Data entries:
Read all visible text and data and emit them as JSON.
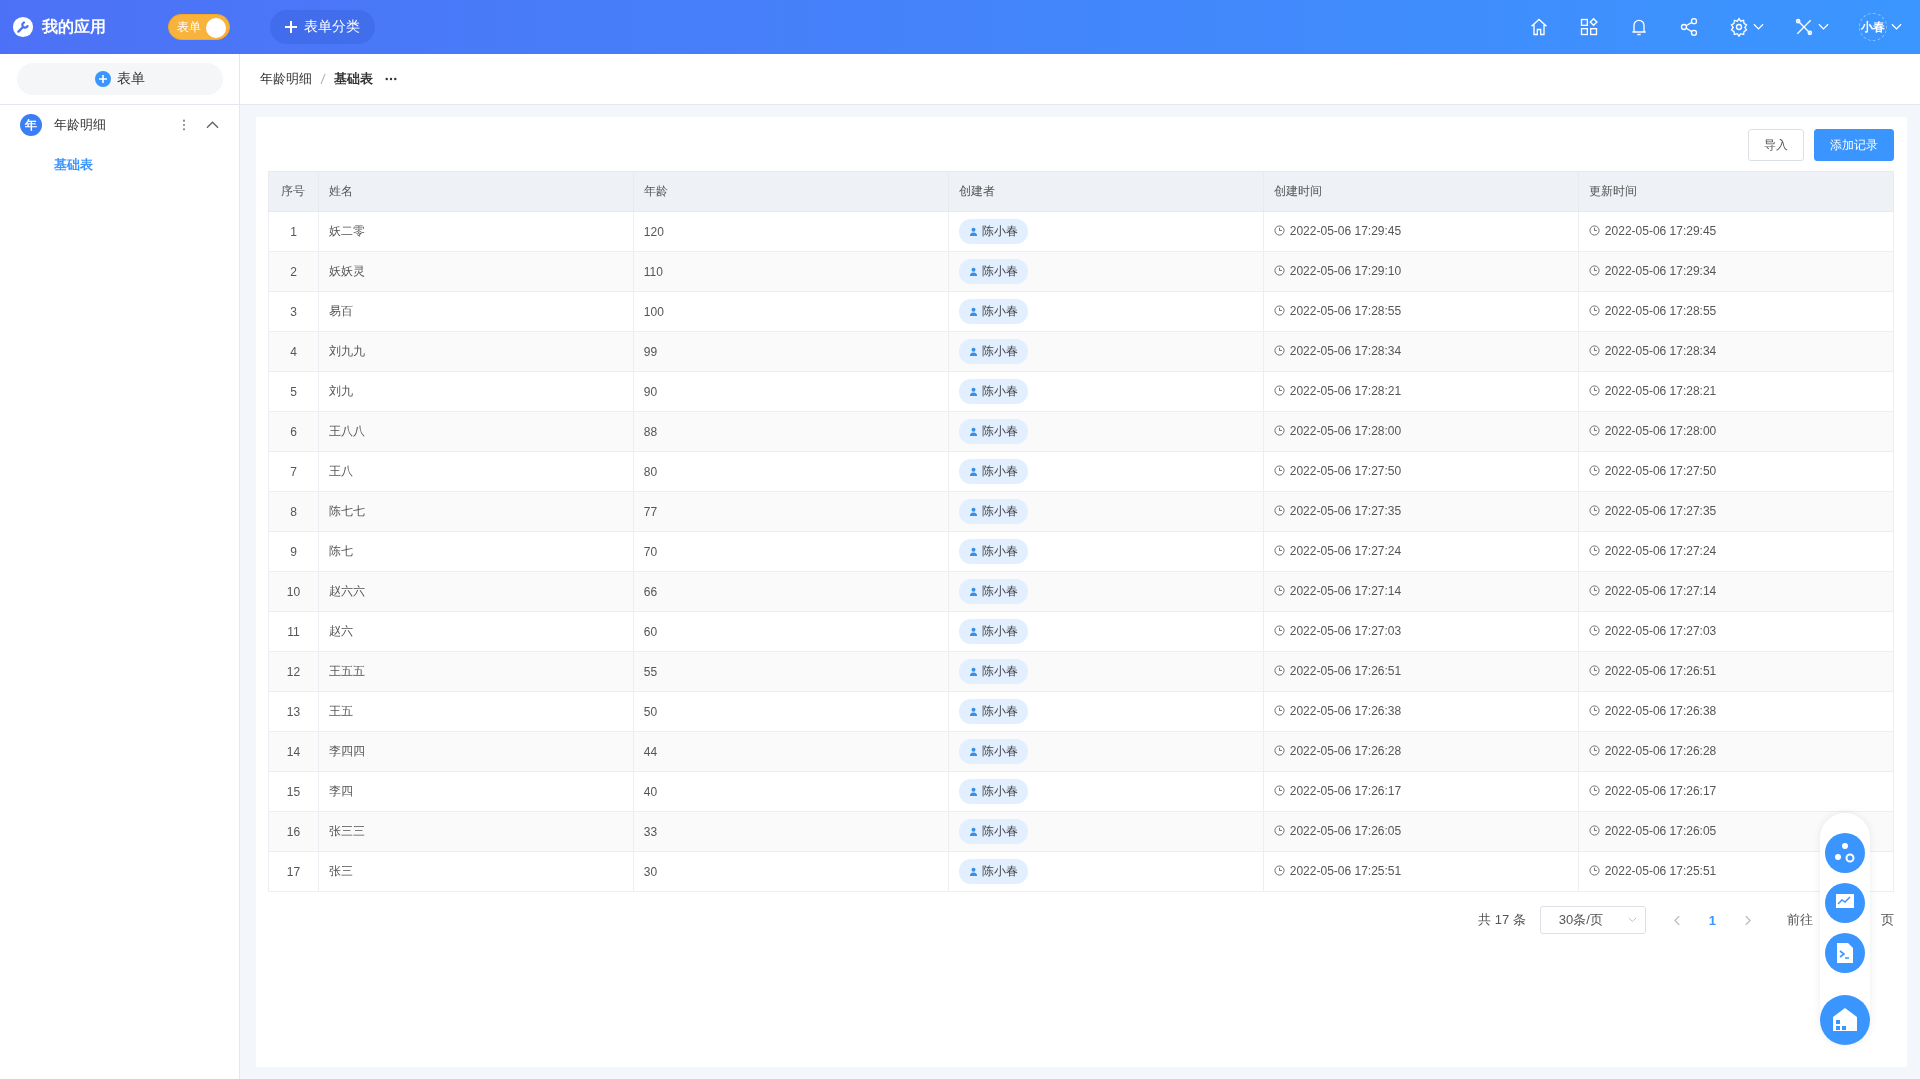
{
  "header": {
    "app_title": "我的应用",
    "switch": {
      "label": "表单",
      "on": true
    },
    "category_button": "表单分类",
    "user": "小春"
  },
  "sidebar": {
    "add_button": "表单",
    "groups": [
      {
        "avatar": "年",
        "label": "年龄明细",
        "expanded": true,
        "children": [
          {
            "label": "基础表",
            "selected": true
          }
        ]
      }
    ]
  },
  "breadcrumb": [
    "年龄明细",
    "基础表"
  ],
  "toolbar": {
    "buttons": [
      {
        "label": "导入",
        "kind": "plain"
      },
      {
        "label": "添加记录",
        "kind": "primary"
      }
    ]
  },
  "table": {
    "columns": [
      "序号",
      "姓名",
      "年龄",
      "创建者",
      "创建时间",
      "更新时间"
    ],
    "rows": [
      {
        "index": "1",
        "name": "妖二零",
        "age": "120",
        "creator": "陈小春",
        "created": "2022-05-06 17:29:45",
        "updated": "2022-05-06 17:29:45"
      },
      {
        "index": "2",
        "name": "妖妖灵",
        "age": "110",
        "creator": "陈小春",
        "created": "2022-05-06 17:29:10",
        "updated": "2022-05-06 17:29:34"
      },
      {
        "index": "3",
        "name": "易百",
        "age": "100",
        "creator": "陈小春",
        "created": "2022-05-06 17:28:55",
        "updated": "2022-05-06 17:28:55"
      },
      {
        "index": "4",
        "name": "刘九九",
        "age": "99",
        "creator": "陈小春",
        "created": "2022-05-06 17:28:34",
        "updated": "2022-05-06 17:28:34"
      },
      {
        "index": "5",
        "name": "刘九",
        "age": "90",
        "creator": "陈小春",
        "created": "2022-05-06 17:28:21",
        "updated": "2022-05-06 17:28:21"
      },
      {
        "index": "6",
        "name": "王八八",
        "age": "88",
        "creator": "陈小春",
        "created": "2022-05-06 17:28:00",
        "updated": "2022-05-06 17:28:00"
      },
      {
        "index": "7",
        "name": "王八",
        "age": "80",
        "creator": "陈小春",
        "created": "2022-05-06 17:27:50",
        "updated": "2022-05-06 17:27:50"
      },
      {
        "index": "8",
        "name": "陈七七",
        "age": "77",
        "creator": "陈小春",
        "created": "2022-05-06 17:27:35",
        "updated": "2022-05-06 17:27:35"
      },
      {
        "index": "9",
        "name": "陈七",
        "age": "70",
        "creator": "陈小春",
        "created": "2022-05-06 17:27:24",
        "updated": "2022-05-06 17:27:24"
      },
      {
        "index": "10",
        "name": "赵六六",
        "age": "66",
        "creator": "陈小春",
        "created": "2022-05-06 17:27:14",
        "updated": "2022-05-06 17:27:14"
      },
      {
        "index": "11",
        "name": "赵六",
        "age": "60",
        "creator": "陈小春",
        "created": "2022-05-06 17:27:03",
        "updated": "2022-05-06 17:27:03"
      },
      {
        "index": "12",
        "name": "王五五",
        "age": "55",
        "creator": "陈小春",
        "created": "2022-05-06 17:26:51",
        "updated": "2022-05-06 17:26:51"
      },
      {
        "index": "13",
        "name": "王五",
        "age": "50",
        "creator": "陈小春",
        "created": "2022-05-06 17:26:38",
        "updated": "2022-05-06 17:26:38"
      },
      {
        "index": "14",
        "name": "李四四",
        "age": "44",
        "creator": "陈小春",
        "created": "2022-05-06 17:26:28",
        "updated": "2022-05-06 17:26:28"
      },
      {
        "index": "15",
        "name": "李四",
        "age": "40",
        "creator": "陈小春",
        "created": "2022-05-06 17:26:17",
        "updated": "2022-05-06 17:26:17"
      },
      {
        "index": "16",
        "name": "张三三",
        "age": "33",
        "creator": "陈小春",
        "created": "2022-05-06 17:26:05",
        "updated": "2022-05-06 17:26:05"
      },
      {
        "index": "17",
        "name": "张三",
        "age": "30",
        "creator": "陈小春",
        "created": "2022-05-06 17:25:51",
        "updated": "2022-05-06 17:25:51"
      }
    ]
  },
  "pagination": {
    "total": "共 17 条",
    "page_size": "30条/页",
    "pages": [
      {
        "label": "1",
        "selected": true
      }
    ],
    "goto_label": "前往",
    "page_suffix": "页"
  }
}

> _Exercise objective_
Write out each line again precisely as it appears, skipping every picture.

> _The output_
Read all visible text and data and emit them as JSON.
{
  "header": {
    "app_title": "我的应用",
    "switch": {
      "label": "表单",
      "on": true
    },
    "category_button": "表单分类",
    "user": "小春"
  },
  "sidebar": {
    "add_button": "表单",
    "groups": [
      {
        "avatar": "年",
        "label": "年龄明细",
        "expanded": true,
        "children": [
          {
            "label": "基础表",
            "selected": true
          }
        ]
      }
    ]
  },
  "breadcrumb": [
    "年龄明细",
    "基础表"
  ],
  "toolbar": {
    "buttons": [
      {
        "label": "导入",
        "kind": "plain"
      },
      {
        "label": "添加记录",
        "kind": "primary"
      }
    ]
  },
  "table": {
    "columns": [
      "序号",
      "姓名",
      "年龄",
      "创建者",
      "创建时间",
      "更新时间"
    ],
    "rows": [
      {
        "index": "1",
        "name": "妖二零",
        "age": "120",
        "creator": "陈小春",
        "created": "2022-05-06 17:29:45",
        "updated": "2022-05-06 17:29:45"
      },
      {
        "index": "2",
        "name": "妖妖灵",
        "age": "110",
        "creator": "陈小春",
        "created": "2022-05-06 17:29:10",
        "updated": "2022-05-06 17:29:34"
      },
      {
        "index": "3",
        "name": "易百",
        "age": "100",
        "creator": "陈小春",
        "created": "2022-05-06 17:28:55",
        "updated": "2022-05-06 17:28:55"
      },
      {
        "index": "4",
        "name": "刘九九",
        "age": "99",
        "creator": "陈小春",
        "created": "2022-05-06 17:28:34",
        "updated": "2022-05-06 17:28:34"
      },
      {
        "index": "5",
        "name": "刘九",
        "age": "90",
        "creator": "陈小春",
        "created": "2022-05-06 17:28:21",
        "updated": "2022-05-06 17:28:21"
      },
      {
        "index": "6",
        "name": "王八八",
        "age": "88",
        "creator": "陈小春",
        "created": "2022-05-06 17:28:00",
        "updated": "2022-05-06 17:28:00"
      },
      {
        "index": "7",
        "name": "王八",
        "age": "80",
        "creator": "陈小春",
        "created": "2022-05-06 17:27:50",
        "updated": "2022-05-06 17:27:50"
      },
      {
        "index": "8",
        "name": "陈七七",
        "age": "77",
        "creator": "陈小春",
        "created": "2022-05-06 17:27:35",
        "updated": "2022-05-06 17:27:35"
      },
      {
        "index": "9",
        "name": "陈七",
        "age": "70",
        "creator": "陈小春",
        "created": "2022-05-06 17:27:24",
        "updated": "2022-05-06 17:27:24"
      },
      {
        "index": "10",
        "name": "赵六六",
        "age": "66",
        "creator": "陈小春",
        "created": "2022-05-06 17:27:14",
        "updated": "2022-05-06 17:27:14"
      },
      {
        "index": "11",
        "name": "赵六",
        "age": "60",
        "creator": "陈小春",
        "created": "2022-05-06 17:27:03",
        "updated": "2022-05-06 17:27:03"
      },
      {
        "index": "12",
        "name": "王五五",
        "age": "55",
        "creator": "陈小春",
        "created": "2022-05-06 17:26:51",
        "updated": "2022-05-06 17:26:51"
      },
      {
        "index": "13",
        "name": "王五",
        "age": "50",
        "creator": "陈小春",
        "created": "2022-05-06 17:26:38",
        "updated": "2022-05-06 17:26:38"
      },
      {
        "index": "14",
        "name": "李四四",
        "age": "44",
        "creator": "陈小春",
        "created": "2022-05-06 17:26:28",
        "updated": "2022-05-06 17:26:28"
      },
      {
        "index": "15",
        "name": "李四",
        "age": "40",
        "creator": "陈小春",
        "created": "2022-05-06 17:26:17",
        "updated": "2022-05-06 17:26:17"
      },
      {
        "index": "16",
        "name": "张三三",
        "age": "33",
        "creator": "陈小春",
        "created": "2022-05-06 17:26:05",
        "updated": "2022-05-06 17:26:05"
      },
      {
        "index": "17",
        "name": "张三",
        "age": "30",
        "creator": "陈小春",
        "created": "2022-05-06 17:25:51",
        "updated": "2022-05-06 17:25:51"
      }
    ]
  },
  "pagination": {
    "total": "共 17 条",
    "page_size": "30条/页",
    "pages": [
      {
        "label": "1",
        "selected": true
      }
    ],
    "goto_label": "前往",
    "page_suffix": "页"
  }
}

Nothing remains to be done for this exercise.